• **Dataset items**:

════

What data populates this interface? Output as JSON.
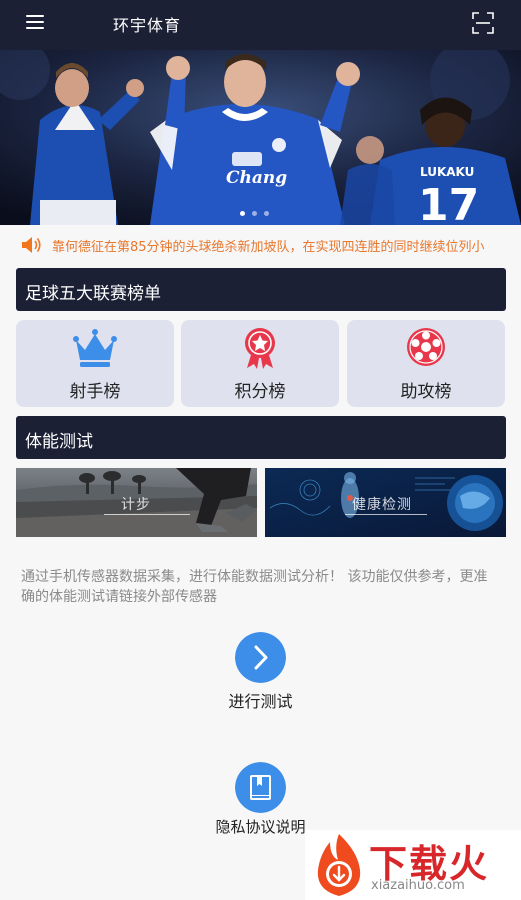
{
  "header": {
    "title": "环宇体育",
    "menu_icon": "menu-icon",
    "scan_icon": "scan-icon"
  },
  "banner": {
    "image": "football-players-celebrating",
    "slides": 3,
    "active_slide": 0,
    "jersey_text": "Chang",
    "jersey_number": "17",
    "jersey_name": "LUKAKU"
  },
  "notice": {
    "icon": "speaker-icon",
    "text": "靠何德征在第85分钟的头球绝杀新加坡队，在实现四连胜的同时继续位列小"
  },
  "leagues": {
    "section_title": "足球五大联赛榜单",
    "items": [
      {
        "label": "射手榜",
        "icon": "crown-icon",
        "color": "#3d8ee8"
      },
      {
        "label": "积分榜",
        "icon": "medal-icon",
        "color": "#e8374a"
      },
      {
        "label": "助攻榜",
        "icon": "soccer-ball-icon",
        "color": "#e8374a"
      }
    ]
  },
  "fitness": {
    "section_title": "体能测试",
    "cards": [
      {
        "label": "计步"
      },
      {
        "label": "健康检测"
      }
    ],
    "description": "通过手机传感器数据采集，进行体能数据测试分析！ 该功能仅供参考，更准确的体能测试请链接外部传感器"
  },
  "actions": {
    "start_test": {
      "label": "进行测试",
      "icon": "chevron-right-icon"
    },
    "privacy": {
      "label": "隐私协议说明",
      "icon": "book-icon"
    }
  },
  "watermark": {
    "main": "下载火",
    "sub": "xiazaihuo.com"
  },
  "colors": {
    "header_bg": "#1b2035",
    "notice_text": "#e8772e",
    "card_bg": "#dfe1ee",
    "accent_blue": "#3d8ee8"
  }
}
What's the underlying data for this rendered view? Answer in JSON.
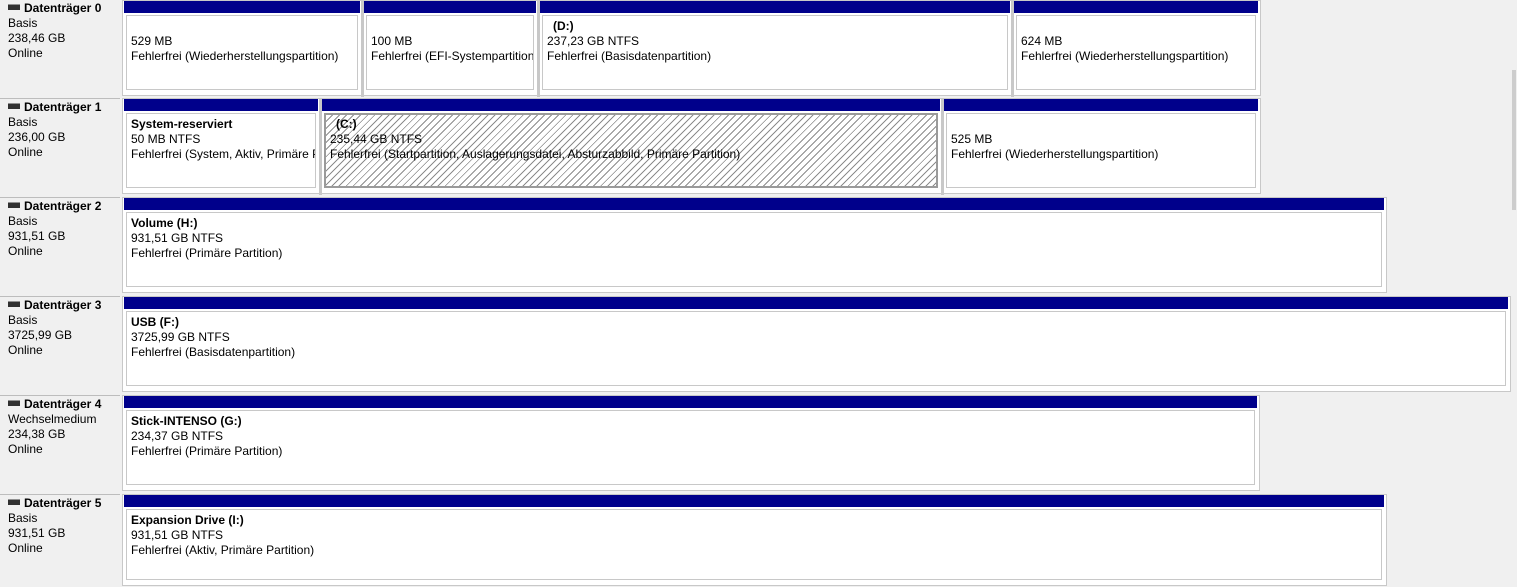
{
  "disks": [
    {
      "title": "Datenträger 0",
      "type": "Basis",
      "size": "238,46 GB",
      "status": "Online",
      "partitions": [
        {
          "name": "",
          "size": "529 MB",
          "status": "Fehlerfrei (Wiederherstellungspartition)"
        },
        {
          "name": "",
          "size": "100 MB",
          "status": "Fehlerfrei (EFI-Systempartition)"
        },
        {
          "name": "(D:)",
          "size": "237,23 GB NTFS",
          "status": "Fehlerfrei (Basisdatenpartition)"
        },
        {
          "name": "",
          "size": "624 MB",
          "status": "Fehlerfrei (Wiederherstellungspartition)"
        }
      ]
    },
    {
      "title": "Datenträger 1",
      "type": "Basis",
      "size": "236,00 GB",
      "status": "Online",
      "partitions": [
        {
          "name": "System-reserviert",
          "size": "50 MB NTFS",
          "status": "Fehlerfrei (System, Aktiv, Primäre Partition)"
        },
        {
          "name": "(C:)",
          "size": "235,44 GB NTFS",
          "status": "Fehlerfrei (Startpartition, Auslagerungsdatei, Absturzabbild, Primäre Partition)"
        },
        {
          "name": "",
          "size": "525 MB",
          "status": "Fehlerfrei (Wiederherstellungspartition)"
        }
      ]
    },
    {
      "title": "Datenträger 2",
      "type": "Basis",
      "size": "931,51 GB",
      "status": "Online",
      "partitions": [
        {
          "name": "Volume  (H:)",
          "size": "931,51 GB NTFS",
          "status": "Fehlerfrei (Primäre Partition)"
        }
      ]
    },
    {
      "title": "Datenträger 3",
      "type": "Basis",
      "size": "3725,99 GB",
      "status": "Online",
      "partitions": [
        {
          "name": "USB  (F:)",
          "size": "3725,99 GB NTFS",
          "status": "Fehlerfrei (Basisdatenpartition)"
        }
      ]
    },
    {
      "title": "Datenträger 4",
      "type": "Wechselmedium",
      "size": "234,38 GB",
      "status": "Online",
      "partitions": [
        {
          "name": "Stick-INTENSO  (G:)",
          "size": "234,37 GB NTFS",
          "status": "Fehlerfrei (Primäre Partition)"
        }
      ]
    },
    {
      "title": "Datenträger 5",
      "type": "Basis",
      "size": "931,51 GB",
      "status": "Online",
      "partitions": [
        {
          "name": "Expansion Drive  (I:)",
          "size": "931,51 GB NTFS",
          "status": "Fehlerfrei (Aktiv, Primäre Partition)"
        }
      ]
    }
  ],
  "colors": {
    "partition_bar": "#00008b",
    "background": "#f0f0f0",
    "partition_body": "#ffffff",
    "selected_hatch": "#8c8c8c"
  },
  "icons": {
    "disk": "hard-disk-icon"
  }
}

════

• **GIVEN EXERCISE**: In the listing above, count each line that holds the string "Aktiv". Give the number only.

• **CORRECT RESULT**: 2